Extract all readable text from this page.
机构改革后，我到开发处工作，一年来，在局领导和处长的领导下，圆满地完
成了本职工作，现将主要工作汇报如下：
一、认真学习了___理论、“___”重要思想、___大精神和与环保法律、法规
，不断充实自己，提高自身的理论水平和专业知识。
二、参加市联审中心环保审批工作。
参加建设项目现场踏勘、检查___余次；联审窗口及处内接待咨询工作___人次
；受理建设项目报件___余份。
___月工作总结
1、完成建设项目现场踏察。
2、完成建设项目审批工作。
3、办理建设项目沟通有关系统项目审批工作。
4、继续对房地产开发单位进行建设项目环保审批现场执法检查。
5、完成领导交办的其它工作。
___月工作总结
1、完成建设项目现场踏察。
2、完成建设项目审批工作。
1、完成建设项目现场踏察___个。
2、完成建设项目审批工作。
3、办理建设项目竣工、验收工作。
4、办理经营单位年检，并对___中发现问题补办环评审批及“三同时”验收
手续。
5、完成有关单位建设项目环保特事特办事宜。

########################################

Every record above must be duplicated exactly.

_Correct response_.
Extract all readable text from this page.
机构改革后，我到开发处工作，一年来，在局领导和处长的领导下，圆满地完
成了本职工作，现将主要工作汇报如下：
一、认真学习了___理论、“___”重要思想、___大精神和与环保法律、法规
，不断充实自己，提高自身的理论水平和专业知识。
二、参加市联审中心环保审批工作。
参加建设项目现场踏勘、检查___余次；联审窗口及处内接待咨询工作___人次
；受理建设项目报件___余份。
___月工作总结
1、完成建设项目现场踏察。
2、完成建设项目审批工作。
3、办理建设项目沟通有关系统项目审批工作。
4、继续对房地产开发单位进行建设项目环保审批现场执法检查。
5、完成领导交办的其它工作。
___月工作总结
1、完成建设项目现场踏察。
2、完成建设项目审批工作。
1、完成建设项目现场踏察___个。
2、完成建设项目审批工作。
3、办理建设项目竣工、验收工作。
4、办理经营单位年检，并对___中发现问题补办环评审批及“三同时”验收
手续。
5、完成有关单位建设项目环保特事特办事宜。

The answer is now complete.